Listed records Block Start

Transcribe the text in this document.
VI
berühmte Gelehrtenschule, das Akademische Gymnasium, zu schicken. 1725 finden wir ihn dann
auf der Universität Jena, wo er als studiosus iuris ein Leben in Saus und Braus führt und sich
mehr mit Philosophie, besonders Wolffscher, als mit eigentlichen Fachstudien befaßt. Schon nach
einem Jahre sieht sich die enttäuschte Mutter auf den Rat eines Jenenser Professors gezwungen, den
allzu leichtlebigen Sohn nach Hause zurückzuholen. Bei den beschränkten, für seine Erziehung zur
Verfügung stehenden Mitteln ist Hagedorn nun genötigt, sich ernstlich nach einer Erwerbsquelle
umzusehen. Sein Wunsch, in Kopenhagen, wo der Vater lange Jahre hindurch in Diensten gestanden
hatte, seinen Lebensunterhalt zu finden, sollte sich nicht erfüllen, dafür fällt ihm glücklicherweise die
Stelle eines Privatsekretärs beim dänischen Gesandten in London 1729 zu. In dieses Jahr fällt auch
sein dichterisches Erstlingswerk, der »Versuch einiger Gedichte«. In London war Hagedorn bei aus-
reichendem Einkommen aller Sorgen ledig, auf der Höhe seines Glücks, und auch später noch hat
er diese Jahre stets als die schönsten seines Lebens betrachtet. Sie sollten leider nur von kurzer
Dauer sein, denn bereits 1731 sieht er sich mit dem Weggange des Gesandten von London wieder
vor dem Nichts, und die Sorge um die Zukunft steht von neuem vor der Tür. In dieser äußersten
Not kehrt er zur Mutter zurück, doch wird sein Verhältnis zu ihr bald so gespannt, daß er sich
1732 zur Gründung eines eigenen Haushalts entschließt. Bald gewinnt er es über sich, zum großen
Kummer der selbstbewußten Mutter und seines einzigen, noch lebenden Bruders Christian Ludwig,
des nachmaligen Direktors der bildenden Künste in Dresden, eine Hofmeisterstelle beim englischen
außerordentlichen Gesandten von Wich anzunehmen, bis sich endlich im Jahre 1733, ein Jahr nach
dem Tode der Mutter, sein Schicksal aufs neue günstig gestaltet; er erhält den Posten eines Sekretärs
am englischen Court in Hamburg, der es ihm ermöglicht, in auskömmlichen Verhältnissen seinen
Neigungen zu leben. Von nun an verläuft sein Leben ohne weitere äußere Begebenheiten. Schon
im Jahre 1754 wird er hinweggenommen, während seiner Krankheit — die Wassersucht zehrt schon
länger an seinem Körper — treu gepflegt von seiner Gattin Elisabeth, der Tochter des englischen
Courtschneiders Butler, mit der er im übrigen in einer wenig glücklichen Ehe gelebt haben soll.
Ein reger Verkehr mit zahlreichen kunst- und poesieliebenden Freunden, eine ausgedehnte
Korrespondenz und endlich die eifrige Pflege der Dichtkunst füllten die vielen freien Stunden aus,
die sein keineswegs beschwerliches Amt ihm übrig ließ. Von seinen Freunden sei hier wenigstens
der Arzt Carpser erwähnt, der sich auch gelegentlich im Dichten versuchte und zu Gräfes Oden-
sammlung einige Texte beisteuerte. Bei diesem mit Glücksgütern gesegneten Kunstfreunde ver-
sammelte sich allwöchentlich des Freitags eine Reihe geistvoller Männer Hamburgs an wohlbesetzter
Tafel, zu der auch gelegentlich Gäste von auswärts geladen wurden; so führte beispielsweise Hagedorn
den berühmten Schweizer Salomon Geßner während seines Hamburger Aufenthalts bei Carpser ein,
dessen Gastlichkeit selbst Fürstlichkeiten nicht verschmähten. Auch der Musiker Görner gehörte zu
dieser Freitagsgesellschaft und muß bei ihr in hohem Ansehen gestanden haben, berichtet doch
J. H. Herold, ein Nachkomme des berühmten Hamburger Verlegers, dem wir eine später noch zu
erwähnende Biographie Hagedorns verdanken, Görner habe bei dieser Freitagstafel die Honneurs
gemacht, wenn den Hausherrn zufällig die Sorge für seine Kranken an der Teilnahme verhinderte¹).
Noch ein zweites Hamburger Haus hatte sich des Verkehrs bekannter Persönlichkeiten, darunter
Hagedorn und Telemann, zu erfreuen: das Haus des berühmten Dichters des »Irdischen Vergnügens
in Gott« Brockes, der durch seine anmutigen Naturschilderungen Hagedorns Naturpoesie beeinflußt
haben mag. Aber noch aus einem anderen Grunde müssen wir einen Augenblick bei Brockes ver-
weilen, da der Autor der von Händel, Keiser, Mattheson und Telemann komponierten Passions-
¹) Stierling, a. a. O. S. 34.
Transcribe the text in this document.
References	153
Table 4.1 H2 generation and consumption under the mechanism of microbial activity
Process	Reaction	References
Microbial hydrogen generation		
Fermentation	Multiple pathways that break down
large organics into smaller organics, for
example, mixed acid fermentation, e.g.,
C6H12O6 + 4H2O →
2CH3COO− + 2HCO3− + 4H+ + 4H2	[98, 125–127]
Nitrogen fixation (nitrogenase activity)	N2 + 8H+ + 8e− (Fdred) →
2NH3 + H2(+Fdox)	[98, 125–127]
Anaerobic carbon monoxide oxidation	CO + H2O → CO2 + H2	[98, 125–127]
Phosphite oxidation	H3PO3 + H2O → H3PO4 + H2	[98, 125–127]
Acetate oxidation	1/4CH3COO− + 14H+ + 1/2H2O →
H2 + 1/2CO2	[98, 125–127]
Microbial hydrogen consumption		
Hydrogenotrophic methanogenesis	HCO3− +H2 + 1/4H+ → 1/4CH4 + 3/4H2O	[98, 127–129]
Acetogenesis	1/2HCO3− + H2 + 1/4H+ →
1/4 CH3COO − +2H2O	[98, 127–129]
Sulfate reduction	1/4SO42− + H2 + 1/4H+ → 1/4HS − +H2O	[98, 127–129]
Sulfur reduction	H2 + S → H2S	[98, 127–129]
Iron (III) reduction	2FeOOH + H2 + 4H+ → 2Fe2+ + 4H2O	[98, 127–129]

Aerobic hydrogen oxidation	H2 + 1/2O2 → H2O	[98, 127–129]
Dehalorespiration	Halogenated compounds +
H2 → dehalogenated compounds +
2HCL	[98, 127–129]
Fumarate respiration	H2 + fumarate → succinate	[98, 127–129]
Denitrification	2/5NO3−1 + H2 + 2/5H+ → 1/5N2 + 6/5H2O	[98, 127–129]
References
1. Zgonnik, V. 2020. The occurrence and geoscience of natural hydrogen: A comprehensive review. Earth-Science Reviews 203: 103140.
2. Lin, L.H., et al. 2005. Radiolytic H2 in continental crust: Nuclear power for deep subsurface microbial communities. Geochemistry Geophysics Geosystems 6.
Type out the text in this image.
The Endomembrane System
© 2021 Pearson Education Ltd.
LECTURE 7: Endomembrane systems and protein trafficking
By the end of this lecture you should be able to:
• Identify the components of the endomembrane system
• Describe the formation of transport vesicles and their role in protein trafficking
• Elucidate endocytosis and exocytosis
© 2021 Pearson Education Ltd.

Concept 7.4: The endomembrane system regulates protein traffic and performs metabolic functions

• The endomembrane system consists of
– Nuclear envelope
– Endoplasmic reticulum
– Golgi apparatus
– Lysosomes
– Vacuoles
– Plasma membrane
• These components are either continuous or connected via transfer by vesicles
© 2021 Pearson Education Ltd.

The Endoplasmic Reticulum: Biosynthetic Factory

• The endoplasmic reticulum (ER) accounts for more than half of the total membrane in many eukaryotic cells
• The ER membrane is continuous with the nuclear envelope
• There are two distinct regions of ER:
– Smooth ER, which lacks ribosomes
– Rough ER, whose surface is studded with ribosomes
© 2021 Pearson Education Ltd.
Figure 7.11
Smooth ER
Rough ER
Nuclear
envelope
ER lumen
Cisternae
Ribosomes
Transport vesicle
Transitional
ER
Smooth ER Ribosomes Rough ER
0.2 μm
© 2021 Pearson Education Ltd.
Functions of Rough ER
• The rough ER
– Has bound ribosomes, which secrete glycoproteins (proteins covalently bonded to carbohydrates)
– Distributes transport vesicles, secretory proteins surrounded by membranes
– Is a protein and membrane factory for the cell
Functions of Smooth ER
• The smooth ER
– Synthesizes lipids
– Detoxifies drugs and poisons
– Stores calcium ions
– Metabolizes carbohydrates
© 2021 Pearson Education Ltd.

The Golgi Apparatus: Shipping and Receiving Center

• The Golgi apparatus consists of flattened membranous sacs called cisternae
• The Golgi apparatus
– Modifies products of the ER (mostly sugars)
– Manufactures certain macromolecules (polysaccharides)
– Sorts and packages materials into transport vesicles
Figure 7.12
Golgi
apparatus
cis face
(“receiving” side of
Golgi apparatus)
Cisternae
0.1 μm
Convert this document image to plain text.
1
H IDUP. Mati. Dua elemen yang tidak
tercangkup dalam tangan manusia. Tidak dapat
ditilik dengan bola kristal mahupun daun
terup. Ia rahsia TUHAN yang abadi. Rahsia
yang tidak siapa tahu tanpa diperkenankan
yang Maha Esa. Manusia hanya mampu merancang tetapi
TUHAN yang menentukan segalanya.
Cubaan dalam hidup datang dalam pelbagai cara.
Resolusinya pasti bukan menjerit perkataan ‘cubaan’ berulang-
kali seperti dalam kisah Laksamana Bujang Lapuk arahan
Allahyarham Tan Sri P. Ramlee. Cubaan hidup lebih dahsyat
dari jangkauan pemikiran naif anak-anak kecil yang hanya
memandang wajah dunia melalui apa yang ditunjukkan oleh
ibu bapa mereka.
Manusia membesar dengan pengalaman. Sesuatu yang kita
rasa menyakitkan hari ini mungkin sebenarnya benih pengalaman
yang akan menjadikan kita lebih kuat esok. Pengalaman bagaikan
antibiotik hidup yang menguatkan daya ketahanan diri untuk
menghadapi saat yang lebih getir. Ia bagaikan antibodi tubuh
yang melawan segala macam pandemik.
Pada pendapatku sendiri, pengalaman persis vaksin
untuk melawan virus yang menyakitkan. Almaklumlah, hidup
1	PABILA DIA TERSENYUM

Listed records Block End

**Assignment**
Return, in full, every line of these entries that holds "seines".

**Solution for this exercise**
reichendem Einkommen aller Sorgen ledig, auf der Höhe seines Glücks, und auch später noch hat
er diese Jahre stets als die schönsten seines Lebens betrachtet. Sie sollten leider nur von kurzer
Kummer der selbstbewußten Mutter und seines einzigen, noch lebenden Bruders Christian Ludwig,
den berühmten Schweizer Salomon Geßner während seines Hamburger Aufenthalts bei Carpser ein,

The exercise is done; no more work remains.